» **Task objective**
Extract all of the entries and give them again, word for word.

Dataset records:
• • •
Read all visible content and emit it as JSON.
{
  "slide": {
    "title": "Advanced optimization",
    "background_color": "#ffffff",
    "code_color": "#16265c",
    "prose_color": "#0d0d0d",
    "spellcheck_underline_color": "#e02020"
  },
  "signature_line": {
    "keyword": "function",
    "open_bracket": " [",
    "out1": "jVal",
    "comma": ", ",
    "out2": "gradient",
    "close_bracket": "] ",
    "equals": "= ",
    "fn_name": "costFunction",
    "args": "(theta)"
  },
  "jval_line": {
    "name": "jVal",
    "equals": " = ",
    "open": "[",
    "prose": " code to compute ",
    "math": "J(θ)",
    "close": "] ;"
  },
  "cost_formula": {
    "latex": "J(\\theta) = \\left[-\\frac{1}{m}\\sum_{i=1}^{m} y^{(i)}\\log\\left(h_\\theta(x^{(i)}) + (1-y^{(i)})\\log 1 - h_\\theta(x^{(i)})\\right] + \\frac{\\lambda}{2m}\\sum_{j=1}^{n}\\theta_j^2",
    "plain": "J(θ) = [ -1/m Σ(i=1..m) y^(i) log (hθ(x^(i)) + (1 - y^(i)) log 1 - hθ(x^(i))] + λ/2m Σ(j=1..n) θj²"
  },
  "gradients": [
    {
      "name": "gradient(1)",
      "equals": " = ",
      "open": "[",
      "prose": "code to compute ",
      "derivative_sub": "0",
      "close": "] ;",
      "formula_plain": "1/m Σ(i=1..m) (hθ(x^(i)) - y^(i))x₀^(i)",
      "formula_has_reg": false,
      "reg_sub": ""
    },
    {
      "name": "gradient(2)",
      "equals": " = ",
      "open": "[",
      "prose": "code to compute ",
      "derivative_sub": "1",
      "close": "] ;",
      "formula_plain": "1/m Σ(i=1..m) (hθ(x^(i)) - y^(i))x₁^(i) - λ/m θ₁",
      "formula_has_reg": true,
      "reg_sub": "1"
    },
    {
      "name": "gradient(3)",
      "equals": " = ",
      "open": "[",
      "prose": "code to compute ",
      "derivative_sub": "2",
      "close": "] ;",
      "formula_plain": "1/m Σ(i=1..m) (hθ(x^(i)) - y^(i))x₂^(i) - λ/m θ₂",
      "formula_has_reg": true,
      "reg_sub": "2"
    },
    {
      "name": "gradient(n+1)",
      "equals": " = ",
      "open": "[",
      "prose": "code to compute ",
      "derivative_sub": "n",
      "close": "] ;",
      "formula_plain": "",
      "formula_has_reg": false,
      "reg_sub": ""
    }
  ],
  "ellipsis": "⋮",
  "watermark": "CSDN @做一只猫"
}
• • •
» **The result**
Read all visible content and emit it as JSON.
{
  "slide": {
    "title": "Advanced optimization",
    "background_color": "#ffffff",
    "code_color": "#16265c",
    "prose_color": "#0d0d0d",
    "spellcheck_underline_color": "#e02020"
  },
  "signature_line": {
    "keyword": "function",
    "open_bracket": " [",
    "out1": "jVal",
    "comma": ", ",
    "out2": "gradient",
    "close_bracket": "] ",
    "equals": "= ",
    "fn_name": "costFunction",
    "args": "(theta)"
  },
  "jval_line": {
    "name": "jVal",
    "equals": " = ",
    "open": "[",
    "prose": " code to compute ",
    "math": "J(θ)",
    "close": "] ;"
  },
  "cost_formula": {
    "latex": "J(\\theta) = \\left[-\\frac{1}{m}\\sum_{i=1}^{m} y^{(i)}\\log\\left(h_\\theta(x^{(i)}) + (1-y^{(i)})\\log 1 - h_\\theta(x^{(i)})\\right] + \\frac{\\lambda}{2m}\\sum_{j=1}^{n}\\theta_j^2",
    "plain": "J(θ) = [ -1/m Σ(i=1..m) y^(i) log (hθ(x^(i)) + (1 - y^(i)) log 1 - hθ(x^(i))] + λ/2m Σ(j=1..n) θj²"
  },
  "gradients": [
    {
      "name": "gradient(1)",
      "equals": " = ",
      "open": "[",
      "prose": "code to compute ",
      "derivative_sub": "0",
      "close": "] ;",
      "formula_plain": "1/m Σ(i=1..m) (hθ(x^(i)) - y^(i))x₀^(i)",
      "formula_has_reg": false,
      "reg_sub": ""
    },
    {
      "name": "gradient(2)",
      "equals": " = ",
      "open": "[",
      "prose": "code to compute ",
      "derivative_sub": "1",
      "close": "] ;",
      "formula_plain": "1/m Σ(i=1..m) (hθ(x^(i)) - y^(i))x₁^(i) - λ/m θ₁",
      "formula_has_reg": true,
      "reg_sub": "1"
    },
    {
      "name": "gradient(3)",
      "equals": " = ",
      "open": "[",
      "prose": "code to compute ",
      "derivative_sub": "2",
      "close": "] ;",
      "formula_plain": "1/m Σ(i=1..m) (hθ(x^(i)) - y^(i))x₂^(i) - λ/m θ₂",
      "formula_has_reg": true,
      "reg_sub": "2"
    },
    {
      "name": "gradient(n+1)",
      "equals": " = ",
      "open": "[",
      "prose": "code to compute ",
      "derivative_sub": "n",
      "close": "] ;",
      "formula_plain": "",
      "formula_has_reg": false,
      "reg_sub": ""
    }
  ],
  "ellipsis": "⋮",
  "watermark": "CSDN @做一只猫"
}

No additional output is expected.